[Some records]

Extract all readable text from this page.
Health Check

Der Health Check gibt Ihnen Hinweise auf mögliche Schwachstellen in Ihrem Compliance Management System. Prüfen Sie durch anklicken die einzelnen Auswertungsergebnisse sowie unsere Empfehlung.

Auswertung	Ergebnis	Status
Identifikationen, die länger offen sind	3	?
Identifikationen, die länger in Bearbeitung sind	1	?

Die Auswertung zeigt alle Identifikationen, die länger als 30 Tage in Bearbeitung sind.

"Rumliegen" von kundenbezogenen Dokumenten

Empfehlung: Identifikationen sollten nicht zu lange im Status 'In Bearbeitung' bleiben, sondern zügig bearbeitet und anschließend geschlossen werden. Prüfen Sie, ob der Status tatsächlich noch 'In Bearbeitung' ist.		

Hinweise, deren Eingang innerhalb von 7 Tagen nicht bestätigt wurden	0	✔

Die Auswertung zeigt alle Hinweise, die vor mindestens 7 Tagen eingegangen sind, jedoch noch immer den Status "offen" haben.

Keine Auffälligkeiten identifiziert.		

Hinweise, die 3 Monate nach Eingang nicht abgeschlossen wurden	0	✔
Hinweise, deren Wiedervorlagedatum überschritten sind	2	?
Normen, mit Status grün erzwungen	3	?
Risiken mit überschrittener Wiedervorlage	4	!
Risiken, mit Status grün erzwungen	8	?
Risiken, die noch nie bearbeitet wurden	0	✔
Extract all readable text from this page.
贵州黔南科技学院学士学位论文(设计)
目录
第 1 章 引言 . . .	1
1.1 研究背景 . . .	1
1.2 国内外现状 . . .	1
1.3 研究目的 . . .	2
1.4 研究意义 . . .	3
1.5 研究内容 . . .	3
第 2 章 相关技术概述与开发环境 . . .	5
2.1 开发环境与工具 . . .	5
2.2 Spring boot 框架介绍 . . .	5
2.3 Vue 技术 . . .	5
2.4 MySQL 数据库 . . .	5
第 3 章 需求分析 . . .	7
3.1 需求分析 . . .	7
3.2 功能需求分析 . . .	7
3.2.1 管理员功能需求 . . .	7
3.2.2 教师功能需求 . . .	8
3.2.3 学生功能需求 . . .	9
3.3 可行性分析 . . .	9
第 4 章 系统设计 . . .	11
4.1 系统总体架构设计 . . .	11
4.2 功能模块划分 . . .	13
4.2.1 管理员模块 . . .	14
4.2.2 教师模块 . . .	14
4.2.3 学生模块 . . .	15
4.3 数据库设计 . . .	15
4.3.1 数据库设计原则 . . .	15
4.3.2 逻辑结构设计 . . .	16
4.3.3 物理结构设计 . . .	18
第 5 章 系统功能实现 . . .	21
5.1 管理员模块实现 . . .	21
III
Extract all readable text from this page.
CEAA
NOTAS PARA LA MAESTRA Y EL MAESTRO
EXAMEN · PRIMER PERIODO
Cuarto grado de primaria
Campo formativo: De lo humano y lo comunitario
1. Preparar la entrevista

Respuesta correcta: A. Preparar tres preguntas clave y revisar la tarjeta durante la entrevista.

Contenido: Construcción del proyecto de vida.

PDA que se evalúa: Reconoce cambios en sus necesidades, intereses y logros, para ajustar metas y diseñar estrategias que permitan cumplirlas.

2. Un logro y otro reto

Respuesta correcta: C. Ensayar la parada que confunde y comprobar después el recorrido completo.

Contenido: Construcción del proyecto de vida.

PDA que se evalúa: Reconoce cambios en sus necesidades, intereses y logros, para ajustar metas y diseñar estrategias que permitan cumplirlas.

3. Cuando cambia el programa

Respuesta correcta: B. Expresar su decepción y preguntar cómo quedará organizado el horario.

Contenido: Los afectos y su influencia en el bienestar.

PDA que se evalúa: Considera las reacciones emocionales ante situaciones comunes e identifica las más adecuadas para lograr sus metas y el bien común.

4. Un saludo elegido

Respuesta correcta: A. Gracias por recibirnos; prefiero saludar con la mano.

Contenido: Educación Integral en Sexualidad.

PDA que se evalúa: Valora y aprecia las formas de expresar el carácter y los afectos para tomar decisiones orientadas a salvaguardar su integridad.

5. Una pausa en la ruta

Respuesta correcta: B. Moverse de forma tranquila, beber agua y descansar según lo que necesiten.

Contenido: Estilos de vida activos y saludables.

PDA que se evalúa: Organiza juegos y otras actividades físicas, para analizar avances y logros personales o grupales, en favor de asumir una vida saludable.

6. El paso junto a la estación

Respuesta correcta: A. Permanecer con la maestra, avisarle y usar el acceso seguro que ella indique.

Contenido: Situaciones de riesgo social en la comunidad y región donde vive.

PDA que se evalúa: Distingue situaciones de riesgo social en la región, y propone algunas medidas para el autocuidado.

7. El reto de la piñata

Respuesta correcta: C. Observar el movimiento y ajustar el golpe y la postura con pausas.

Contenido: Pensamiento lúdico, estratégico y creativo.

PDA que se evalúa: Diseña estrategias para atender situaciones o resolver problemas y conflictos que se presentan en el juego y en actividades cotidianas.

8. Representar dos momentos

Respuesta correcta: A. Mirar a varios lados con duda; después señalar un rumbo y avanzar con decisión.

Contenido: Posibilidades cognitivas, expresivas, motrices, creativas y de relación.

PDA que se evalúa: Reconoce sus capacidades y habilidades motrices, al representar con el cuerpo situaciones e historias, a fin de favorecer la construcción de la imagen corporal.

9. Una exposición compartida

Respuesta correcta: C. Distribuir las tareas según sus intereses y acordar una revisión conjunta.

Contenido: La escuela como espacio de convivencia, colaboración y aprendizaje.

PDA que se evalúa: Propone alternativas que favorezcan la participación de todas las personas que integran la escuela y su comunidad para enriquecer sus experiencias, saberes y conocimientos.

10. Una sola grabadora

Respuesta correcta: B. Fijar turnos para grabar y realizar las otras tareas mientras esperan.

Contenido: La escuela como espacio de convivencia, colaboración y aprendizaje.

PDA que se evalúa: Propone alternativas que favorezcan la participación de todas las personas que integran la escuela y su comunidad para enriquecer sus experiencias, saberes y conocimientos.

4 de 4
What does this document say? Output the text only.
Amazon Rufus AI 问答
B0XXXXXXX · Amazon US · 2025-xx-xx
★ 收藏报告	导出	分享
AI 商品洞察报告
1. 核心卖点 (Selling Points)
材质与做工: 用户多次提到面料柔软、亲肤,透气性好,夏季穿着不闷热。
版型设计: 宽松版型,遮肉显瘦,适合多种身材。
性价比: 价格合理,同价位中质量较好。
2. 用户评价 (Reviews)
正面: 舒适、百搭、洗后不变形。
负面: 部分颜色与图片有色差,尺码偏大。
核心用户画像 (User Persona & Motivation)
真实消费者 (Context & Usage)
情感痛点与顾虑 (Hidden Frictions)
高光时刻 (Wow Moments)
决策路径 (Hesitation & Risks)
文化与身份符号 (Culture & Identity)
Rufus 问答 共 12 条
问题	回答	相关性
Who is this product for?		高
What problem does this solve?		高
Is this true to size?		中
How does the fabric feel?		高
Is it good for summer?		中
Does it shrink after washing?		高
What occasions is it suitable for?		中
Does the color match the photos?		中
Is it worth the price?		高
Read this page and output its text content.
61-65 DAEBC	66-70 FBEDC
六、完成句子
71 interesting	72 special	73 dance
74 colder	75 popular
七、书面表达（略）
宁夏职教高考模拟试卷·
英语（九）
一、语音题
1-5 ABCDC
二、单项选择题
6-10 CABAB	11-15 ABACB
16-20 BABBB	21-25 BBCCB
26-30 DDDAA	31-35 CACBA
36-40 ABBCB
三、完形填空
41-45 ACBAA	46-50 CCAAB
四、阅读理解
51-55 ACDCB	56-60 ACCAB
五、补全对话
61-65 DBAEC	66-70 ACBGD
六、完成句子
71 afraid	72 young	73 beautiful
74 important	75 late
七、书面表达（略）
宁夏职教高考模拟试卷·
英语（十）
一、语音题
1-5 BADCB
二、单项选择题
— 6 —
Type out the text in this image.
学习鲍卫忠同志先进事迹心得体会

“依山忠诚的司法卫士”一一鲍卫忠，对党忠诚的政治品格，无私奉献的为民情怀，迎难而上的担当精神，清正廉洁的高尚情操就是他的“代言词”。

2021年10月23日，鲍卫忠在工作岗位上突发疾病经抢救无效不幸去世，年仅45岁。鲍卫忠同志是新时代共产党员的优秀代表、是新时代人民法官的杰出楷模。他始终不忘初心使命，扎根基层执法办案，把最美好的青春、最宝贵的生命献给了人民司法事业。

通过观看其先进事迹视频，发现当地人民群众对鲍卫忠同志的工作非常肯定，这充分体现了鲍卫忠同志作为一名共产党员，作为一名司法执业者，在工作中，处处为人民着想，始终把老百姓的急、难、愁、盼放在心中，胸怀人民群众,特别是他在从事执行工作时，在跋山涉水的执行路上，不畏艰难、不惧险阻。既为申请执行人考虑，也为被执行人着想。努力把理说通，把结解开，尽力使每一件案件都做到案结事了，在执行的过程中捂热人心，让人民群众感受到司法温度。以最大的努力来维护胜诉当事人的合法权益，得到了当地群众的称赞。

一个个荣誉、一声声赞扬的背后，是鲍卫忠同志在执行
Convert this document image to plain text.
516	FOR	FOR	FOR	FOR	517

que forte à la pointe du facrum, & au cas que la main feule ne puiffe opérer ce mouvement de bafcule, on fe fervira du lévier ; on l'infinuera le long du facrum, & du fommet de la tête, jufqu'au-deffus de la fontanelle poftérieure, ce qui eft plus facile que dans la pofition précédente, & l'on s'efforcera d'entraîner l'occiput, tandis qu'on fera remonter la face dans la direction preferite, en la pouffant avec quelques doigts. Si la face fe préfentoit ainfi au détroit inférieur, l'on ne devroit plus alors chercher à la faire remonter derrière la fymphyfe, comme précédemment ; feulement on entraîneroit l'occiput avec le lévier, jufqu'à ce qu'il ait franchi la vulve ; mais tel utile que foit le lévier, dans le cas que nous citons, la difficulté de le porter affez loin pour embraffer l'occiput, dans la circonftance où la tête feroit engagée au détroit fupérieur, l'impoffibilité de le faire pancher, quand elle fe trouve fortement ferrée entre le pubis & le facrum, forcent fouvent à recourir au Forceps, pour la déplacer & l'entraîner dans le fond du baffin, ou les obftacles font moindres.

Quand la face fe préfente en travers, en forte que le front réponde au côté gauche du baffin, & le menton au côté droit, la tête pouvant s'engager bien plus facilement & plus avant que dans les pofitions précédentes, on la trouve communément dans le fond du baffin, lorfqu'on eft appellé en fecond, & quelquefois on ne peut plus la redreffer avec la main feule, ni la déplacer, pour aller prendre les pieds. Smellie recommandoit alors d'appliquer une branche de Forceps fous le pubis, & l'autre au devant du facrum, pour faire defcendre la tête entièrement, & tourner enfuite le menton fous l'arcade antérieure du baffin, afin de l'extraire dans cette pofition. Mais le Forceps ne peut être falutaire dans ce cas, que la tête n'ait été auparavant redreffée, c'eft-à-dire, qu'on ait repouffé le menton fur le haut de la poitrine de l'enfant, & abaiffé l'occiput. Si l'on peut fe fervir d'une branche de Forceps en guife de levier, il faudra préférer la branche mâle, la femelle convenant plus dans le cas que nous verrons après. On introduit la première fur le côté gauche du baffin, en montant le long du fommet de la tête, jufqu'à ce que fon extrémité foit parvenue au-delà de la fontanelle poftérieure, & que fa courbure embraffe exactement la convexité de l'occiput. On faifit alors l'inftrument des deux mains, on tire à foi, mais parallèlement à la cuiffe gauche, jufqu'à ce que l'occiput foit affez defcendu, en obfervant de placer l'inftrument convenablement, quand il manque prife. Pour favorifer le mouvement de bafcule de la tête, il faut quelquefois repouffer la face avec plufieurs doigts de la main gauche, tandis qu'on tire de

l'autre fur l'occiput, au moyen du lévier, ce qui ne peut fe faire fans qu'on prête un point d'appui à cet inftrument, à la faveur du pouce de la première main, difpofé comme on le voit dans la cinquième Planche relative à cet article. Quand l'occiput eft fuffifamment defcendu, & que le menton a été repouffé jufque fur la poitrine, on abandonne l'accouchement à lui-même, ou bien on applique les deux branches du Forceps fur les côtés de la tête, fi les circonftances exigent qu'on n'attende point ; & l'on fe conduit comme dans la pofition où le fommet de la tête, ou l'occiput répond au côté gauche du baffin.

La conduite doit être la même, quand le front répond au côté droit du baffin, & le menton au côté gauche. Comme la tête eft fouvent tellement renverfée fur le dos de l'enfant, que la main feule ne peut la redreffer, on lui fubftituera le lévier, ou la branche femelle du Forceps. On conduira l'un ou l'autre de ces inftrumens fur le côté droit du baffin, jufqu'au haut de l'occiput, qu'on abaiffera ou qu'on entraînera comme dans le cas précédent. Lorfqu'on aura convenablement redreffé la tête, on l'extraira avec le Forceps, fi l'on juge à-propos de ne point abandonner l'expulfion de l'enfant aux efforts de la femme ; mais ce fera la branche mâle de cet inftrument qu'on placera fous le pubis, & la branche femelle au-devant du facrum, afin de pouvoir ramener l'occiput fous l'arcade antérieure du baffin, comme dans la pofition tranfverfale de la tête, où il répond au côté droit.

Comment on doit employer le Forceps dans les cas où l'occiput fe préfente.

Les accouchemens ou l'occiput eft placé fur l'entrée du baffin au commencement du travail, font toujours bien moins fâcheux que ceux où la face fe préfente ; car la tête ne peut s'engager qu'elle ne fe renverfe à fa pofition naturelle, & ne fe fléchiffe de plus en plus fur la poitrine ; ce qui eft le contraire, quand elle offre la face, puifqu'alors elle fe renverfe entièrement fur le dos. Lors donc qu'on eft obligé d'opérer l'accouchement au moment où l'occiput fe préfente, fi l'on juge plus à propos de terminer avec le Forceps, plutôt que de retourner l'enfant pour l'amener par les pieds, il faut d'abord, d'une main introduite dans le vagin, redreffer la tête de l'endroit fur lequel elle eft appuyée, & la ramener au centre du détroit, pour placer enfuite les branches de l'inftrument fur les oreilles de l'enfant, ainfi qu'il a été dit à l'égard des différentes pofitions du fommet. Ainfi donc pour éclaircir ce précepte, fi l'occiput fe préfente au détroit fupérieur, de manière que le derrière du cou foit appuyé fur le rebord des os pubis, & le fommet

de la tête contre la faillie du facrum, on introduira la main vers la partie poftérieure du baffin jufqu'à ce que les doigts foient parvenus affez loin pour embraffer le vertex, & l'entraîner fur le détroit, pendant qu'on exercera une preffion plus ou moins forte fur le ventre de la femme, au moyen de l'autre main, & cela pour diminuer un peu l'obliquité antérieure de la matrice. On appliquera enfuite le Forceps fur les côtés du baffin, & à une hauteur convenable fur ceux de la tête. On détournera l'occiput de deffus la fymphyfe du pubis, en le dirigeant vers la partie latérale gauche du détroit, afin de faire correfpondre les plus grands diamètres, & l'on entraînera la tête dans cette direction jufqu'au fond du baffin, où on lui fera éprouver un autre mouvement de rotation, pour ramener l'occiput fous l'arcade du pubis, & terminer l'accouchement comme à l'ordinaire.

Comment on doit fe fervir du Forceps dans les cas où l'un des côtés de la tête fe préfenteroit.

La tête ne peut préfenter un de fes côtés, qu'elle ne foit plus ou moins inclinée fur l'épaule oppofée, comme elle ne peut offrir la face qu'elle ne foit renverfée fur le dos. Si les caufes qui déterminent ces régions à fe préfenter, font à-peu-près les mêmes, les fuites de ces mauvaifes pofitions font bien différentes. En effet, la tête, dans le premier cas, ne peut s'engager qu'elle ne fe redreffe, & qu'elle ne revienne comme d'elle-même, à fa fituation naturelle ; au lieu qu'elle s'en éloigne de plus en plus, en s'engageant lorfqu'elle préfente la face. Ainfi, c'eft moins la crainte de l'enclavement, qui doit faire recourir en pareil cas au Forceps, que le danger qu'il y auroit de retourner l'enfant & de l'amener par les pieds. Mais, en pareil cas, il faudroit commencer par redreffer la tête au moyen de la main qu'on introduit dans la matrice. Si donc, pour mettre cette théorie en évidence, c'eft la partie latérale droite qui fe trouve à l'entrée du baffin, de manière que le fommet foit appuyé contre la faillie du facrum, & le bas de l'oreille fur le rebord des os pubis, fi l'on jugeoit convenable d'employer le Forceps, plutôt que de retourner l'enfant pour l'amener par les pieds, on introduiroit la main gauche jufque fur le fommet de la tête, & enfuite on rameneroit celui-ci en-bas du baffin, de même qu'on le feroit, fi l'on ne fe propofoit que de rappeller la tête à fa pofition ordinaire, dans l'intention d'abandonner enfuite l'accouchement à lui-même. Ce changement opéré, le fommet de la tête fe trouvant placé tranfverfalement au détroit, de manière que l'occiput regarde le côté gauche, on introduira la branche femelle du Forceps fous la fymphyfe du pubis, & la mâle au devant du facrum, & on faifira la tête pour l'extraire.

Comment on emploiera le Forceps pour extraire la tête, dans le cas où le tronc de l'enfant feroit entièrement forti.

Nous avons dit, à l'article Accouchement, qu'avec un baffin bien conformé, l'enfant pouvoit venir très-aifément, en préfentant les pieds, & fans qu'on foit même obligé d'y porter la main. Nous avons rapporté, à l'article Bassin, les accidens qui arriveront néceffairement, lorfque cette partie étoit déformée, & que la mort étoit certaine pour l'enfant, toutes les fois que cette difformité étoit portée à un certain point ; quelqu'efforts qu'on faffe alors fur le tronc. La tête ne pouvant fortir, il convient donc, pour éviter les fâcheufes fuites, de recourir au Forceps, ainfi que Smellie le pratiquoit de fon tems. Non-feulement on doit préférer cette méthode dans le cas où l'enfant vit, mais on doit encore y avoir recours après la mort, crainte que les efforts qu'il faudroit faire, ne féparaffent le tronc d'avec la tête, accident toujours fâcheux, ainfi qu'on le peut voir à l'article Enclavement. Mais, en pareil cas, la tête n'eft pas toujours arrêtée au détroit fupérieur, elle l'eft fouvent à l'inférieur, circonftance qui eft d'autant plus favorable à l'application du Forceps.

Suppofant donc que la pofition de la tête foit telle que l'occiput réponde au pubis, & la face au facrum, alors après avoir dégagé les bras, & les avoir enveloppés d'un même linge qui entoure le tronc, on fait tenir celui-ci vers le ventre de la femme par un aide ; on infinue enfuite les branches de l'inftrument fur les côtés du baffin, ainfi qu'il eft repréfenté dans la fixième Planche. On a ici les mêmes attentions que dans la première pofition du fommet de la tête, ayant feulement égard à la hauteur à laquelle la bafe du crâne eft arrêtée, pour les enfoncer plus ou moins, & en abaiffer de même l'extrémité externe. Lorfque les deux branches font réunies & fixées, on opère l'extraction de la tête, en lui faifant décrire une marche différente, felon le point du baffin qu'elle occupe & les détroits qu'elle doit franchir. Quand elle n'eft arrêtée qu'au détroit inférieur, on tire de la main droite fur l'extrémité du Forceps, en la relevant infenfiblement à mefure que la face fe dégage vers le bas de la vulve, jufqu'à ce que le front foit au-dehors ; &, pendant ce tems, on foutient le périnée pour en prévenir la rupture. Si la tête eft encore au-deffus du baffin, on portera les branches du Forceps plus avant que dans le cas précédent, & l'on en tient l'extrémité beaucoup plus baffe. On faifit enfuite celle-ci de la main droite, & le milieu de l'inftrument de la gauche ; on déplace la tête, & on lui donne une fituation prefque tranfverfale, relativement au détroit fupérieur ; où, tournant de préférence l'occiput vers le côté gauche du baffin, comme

## Exercise details
Find every line that has "Eingang" in it, then return those lines.

## The answer
Hinweise, deren Eingang innerhalb von 7 Tagen nicht bestätigt wurden	0	✔
Hinweise, die 3 Monate nach Eingang nicht abgeschlossen wurden	0	✔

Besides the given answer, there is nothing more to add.